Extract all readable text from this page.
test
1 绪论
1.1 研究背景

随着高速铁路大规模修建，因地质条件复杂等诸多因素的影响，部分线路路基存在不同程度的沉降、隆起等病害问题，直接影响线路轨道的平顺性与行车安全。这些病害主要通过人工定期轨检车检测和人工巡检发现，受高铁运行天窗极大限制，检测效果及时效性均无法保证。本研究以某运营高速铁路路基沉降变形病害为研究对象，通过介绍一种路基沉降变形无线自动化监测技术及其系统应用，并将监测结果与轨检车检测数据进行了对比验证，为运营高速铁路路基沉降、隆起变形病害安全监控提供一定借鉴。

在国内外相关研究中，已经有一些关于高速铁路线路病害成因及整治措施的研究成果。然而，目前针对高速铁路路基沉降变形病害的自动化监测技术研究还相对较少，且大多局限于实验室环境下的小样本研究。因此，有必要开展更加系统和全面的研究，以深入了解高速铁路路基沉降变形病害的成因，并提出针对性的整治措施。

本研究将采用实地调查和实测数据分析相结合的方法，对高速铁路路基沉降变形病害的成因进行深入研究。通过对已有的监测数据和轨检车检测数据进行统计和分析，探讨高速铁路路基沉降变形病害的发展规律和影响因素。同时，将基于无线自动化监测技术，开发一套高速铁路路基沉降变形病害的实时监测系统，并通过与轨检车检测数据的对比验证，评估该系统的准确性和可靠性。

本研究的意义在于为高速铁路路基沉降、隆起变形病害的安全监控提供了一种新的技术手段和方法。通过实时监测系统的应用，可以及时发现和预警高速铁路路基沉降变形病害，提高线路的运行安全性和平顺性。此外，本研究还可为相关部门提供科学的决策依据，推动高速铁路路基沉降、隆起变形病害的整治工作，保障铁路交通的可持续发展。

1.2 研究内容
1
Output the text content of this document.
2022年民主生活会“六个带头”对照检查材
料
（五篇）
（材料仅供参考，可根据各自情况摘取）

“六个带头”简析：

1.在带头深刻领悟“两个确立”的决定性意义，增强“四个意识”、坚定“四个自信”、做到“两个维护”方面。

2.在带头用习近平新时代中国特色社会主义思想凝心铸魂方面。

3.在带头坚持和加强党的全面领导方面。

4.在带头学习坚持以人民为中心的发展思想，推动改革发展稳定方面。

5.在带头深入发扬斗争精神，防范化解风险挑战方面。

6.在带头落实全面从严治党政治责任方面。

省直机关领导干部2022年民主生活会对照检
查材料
===
Your task is to write out the lines from the one with "Output the text content of this document." through the end of the records, exactly and with nothing added.

Output the text content of this document.
2022年民主生活会“六个带头”对照检查材
料
（五篇）
（材料仅供参考，可根据各自情况摘取）

“六个带头”简析：

1.在带头深刻领悟“两个确立”的决定性意义，增强“四个意识”、坚定“四个自信”、做到“两个维护”方面。

2.在带头用习近平新时代中国特色社会主义思想凝心铸魂方面。

3.在带头坚持和加强党的全面领导方面。

4.在带头学习坚持以人民为中心的发展思想，推动改革发展稳定方面。

5.在带头深入发扬斗争精神，防范化解风险挑战方面。

6.在带头落实全面从严治党政治责任方面。

省直机关领导干部2022年民主生活会对照检
查材料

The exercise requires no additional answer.